§ **THE REQUEST**:
Write out precisely the lines beginning with the line that contains "Read all visible content and emit it as JSON." and ending with the last line of the entries, and no other lines.

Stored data
◆ ◆ ◆

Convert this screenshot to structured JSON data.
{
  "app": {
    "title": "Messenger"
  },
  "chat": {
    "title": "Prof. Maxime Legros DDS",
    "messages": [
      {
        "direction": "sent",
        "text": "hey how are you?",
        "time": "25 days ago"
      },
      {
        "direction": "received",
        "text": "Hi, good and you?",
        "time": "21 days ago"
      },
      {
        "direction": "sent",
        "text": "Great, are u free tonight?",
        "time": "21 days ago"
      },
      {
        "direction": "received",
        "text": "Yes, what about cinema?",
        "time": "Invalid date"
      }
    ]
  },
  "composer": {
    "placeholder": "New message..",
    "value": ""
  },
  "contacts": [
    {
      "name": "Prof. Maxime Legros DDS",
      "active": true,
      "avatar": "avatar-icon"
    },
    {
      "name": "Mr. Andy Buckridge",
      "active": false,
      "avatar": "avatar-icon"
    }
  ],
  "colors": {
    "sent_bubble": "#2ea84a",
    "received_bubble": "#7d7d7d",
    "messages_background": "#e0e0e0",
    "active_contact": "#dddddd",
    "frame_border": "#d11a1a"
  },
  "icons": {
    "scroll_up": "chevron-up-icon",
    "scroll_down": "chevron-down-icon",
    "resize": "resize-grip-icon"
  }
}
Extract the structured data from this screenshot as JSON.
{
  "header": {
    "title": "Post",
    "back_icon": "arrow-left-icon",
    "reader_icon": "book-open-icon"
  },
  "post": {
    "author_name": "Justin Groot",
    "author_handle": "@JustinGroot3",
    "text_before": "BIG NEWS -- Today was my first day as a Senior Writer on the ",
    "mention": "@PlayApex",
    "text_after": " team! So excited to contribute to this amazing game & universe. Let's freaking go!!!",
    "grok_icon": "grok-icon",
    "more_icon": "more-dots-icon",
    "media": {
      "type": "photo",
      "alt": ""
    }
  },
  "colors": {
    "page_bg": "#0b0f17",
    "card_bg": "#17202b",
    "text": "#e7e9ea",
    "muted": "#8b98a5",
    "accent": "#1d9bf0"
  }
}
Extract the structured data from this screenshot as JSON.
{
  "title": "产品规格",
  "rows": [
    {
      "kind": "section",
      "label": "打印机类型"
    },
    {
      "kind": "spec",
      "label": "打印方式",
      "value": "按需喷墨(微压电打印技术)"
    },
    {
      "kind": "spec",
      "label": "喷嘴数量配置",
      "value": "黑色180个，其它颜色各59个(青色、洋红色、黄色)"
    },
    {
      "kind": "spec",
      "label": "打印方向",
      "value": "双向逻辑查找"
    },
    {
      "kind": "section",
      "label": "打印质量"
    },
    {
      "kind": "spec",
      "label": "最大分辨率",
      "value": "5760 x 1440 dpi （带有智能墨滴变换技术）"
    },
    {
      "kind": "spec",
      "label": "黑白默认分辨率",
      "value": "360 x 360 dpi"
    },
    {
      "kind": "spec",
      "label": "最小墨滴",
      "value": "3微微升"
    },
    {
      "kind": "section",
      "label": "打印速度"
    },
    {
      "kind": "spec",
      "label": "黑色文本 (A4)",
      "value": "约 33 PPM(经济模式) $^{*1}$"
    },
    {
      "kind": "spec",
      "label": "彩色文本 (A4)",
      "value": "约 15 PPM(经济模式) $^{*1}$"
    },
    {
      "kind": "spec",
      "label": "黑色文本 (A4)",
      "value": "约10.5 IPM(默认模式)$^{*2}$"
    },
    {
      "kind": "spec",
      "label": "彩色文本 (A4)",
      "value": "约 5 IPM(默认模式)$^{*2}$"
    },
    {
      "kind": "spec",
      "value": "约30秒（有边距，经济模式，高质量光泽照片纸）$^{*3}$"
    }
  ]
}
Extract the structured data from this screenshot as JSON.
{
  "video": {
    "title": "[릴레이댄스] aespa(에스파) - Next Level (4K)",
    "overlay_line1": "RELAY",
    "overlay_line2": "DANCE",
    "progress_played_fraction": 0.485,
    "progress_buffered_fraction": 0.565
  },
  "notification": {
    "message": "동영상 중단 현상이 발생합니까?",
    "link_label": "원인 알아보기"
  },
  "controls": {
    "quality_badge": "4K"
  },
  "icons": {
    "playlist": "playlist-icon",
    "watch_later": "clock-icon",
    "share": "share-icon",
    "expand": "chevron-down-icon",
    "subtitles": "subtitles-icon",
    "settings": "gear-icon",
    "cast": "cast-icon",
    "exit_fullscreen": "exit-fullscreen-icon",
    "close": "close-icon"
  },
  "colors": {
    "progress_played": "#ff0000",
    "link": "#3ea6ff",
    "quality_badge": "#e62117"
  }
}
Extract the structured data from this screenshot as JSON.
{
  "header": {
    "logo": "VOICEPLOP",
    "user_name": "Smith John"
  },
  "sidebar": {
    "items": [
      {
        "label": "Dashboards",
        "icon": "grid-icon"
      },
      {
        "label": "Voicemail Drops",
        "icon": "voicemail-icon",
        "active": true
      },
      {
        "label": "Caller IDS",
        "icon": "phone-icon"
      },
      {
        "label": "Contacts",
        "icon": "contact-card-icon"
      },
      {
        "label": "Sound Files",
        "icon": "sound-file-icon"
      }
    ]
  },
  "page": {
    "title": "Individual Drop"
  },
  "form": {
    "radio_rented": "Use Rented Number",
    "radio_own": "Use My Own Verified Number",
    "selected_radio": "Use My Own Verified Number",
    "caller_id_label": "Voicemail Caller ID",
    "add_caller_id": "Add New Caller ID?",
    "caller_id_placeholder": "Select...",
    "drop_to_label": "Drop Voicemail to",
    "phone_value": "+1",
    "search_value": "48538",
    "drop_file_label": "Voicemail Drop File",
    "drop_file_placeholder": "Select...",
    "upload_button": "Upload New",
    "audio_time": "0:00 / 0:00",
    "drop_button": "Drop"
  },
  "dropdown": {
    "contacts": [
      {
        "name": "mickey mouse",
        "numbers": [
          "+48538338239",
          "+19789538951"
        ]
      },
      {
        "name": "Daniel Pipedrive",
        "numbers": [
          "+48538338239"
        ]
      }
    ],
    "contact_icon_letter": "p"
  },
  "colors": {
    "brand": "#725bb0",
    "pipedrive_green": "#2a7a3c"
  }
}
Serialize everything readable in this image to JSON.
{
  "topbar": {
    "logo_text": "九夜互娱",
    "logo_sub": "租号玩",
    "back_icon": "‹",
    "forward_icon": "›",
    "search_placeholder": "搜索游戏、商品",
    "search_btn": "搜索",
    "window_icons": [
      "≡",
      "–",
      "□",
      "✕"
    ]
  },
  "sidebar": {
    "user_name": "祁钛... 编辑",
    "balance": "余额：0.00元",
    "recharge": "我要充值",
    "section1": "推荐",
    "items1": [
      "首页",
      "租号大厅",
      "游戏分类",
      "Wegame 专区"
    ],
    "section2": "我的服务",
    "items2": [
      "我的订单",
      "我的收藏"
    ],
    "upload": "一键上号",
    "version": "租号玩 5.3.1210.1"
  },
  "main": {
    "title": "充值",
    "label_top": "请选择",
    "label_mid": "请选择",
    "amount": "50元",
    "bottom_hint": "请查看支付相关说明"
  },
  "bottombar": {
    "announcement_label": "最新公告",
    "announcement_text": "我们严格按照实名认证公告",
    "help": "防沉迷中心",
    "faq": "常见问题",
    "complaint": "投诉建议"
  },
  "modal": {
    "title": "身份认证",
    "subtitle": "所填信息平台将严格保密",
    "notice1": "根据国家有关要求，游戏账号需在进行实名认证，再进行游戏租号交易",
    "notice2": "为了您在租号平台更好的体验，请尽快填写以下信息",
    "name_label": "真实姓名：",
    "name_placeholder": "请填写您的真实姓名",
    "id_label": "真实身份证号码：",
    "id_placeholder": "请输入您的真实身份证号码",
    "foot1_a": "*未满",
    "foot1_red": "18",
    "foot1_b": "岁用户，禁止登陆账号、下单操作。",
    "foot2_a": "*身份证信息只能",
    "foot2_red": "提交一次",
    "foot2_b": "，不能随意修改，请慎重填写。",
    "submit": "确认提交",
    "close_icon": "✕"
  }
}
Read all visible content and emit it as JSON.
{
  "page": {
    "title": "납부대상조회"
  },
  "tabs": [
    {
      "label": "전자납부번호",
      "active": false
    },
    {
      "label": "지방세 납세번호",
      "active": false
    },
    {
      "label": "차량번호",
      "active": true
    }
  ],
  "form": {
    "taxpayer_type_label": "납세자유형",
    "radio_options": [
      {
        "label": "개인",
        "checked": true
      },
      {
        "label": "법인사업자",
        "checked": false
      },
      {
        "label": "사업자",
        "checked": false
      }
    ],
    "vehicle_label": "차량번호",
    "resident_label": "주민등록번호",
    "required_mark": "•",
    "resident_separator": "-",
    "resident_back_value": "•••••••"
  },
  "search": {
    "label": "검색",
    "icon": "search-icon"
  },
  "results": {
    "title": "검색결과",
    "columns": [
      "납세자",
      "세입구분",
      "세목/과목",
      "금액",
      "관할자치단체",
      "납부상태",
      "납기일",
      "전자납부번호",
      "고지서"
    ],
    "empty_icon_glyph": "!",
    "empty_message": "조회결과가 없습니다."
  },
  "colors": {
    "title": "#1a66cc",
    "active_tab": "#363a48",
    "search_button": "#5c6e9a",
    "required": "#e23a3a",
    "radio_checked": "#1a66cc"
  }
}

◆ ◆ ◆

§ **REPLY TO THE EXERCISE**:
Read all visible content and emit it as JSON.
{
  "page": {
    "title": "납부대상조회"
  },
  "tabs": [
    {
      "label": "전자납부번호",
      "active": false
    },
    {
      "label": "지방세 납세번호",
      "active": false
    },
    {
      "label": "차량번호",
      "active": true
    }
  ],
  "form": {
    "taxpayer_type_label": "납세자유형",
    "radio_options": [
      {
        "label": "개인",
        "checked": true
      },
      {
        "label": "법인사업자",
        "checked": false
      },
      {
        "label": "사업자",
        "checked": false
      }
    ],
    "vehicle_label": "차량번호",
    "resident_label": "주민등록번호",
    "required_mark": "•",
    "resident_separator": "-",
    "resident_back_value": "•••••••"
  },
  "search": {
    "label": "검색",
    "icon": "search-icon"
  },
  "results": {
    "title": "검색결과",
    "columns": [
      "납세자",
      "세입구분",
      "세목/과목",
      "금액",
      "관할자치단체",
      "납부상태",
      "납기일",
      "전자납부번호",
      "고지서"
    ],
    "empty_icon_glyph": "!",
    "empty_message": "조회결과가 없습니다."
  },
  "colors": {
    "title": "#1a66cc",
    "active_tab": "#363a48",
    "search_button": "#5c6e9a",
    "required": "#e23a3a",
    "radio_checked": "#1a66cc"
  }
}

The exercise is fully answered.